WRITTEN PROBLEM: Look through the material below and count the lines with the string "Bluetooth". Report only the count.

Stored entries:

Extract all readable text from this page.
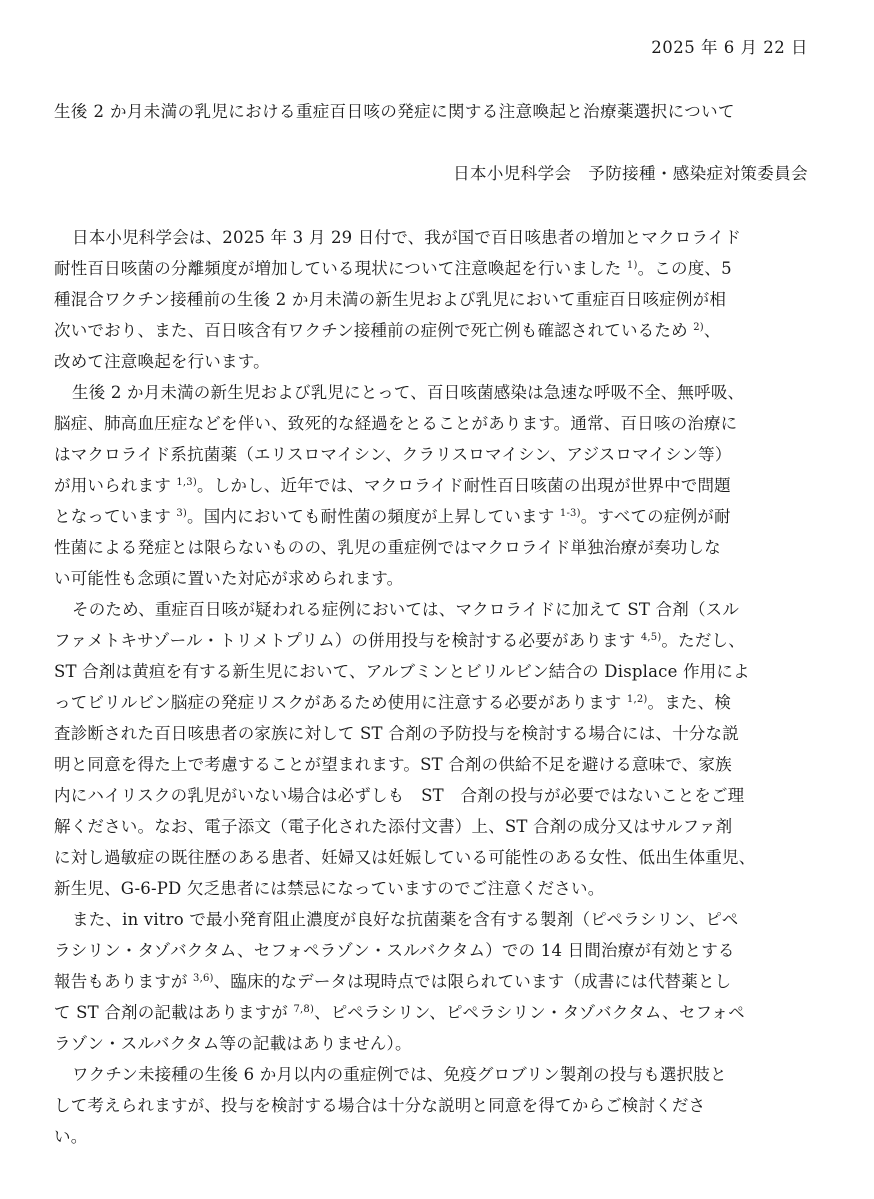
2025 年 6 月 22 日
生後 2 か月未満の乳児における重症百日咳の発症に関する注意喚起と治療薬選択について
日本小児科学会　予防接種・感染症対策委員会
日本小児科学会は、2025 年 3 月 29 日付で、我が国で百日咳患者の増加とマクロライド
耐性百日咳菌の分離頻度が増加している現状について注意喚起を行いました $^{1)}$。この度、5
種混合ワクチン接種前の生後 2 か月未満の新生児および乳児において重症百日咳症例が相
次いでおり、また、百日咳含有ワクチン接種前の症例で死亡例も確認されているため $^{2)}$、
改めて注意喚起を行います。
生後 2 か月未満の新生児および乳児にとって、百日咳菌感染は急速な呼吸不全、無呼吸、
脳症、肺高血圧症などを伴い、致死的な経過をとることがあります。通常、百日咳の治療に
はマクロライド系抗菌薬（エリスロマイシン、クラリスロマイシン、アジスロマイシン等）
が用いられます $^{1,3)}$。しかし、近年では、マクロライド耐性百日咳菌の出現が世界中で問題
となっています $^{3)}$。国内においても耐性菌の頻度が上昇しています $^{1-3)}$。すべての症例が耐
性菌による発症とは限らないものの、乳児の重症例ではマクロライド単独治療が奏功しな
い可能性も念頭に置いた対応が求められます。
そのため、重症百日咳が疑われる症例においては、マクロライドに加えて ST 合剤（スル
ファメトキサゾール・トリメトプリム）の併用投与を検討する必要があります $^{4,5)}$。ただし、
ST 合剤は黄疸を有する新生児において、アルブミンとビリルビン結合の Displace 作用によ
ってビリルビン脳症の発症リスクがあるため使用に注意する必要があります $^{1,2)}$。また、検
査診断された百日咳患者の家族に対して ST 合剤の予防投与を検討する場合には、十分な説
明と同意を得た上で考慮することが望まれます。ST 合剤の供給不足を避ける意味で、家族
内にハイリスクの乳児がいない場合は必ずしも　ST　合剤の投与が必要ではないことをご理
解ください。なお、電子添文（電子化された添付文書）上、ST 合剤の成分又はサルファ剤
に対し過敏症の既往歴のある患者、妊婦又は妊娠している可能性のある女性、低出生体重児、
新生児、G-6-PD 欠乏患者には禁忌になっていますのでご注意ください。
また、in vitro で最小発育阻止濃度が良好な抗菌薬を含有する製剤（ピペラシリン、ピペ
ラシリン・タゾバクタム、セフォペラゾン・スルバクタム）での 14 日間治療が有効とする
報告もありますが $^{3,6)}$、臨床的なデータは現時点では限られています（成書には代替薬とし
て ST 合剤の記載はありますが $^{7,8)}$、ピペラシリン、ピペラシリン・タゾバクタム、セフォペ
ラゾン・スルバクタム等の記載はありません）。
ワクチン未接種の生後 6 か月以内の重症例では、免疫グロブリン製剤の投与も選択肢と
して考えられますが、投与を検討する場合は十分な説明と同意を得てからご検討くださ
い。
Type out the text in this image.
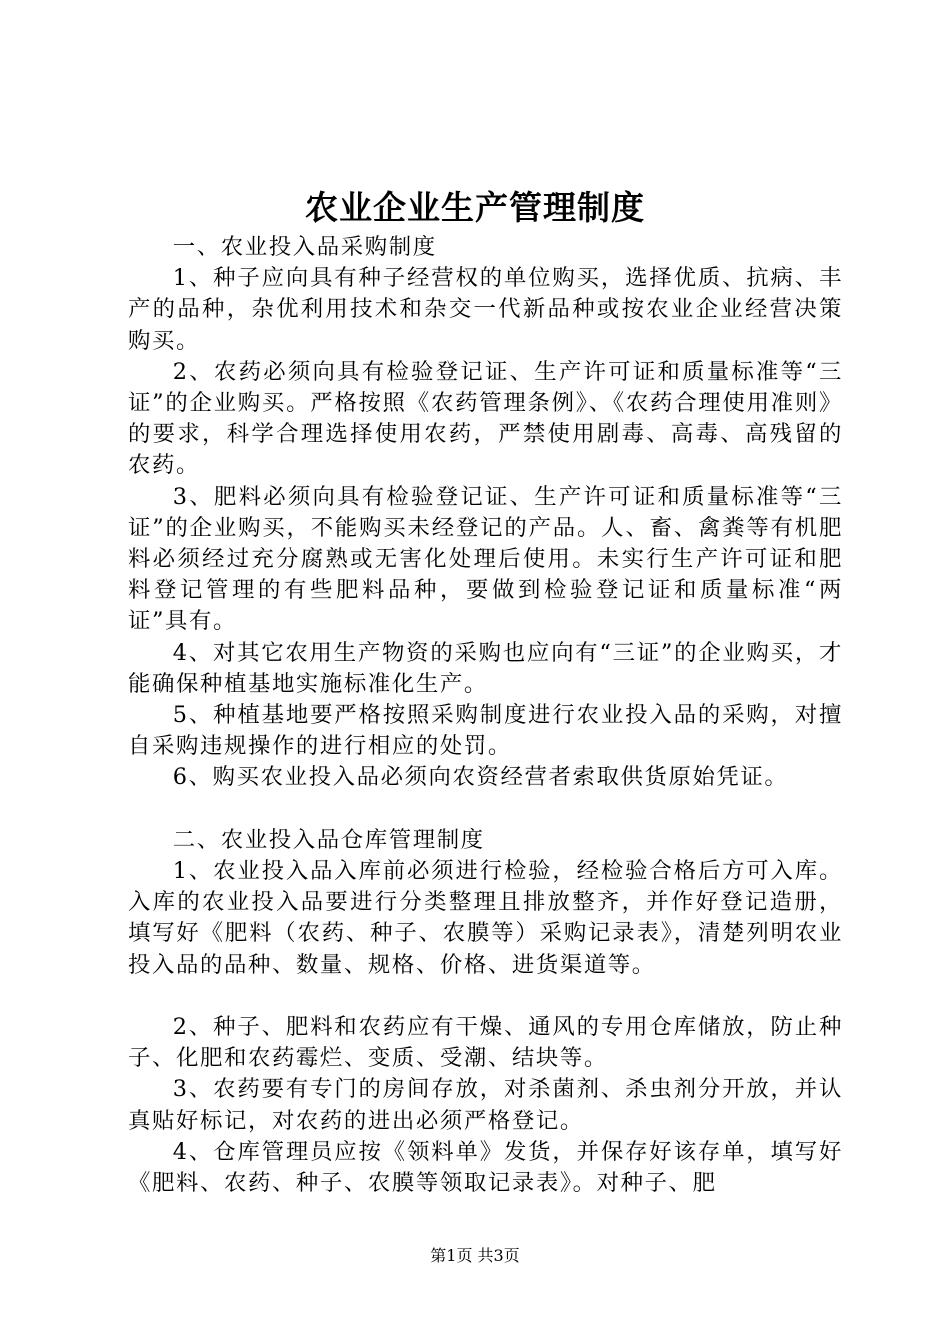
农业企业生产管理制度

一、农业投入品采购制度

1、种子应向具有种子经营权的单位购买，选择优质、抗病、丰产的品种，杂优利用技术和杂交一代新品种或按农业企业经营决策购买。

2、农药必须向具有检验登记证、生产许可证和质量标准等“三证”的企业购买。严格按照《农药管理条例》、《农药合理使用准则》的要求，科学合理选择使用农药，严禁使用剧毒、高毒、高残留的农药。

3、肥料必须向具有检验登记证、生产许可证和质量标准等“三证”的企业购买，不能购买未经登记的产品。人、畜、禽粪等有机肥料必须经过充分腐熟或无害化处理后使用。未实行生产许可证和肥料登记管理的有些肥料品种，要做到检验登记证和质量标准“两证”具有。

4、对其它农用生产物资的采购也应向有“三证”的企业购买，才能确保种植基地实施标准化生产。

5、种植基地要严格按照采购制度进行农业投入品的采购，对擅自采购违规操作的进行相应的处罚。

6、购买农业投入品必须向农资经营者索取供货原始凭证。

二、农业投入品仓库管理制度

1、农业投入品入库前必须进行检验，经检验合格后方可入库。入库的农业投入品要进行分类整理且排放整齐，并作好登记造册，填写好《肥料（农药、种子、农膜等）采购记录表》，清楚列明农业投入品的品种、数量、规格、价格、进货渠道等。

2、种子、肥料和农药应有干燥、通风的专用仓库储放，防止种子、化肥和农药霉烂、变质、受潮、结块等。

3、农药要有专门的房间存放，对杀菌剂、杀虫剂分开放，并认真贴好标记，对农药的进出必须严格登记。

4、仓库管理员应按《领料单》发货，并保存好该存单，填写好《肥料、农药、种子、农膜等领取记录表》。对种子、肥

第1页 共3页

---

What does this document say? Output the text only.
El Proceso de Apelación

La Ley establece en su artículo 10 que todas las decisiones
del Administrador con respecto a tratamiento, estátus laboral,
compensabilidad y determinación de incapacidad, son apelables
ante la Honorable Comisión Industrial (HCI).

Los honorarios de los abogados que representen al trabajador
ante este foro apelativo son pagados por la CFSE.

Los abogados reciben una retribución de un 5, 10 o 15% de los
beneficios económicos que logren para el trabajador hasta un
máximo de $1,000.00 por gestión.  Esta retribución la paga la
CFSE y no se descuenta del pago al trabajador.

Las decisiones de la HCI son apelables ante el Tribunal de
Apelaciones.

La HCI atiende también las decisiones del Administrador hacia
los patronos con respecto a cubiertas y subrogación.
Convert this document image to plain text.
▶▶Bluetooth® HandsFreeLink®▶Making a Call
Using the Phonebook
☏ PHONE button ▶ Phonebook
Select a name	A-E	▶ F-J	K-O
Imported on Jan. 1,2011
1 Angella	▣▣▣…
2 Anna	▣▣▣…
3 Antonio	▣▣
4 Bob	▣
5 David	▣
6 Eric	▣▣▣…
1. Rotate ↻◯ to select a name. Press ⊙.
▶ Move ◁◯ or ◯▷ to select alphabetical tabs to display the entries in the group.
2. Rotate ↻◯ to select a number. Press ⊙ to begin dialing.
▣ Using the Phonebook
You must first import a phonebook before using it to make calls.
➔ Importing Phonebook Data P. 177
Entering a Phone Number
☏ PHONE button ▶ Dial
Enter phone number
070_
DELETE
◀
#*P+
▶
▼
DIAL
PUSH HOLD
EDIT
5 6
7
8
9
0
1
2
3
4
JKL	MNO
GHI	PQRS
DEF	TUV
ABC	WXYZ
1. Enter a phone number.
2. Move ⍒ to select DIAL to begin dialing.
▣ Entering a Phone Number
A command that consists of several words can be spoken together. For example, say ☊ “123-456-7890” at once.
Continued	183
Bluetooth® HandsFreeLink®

THE RESULT: 2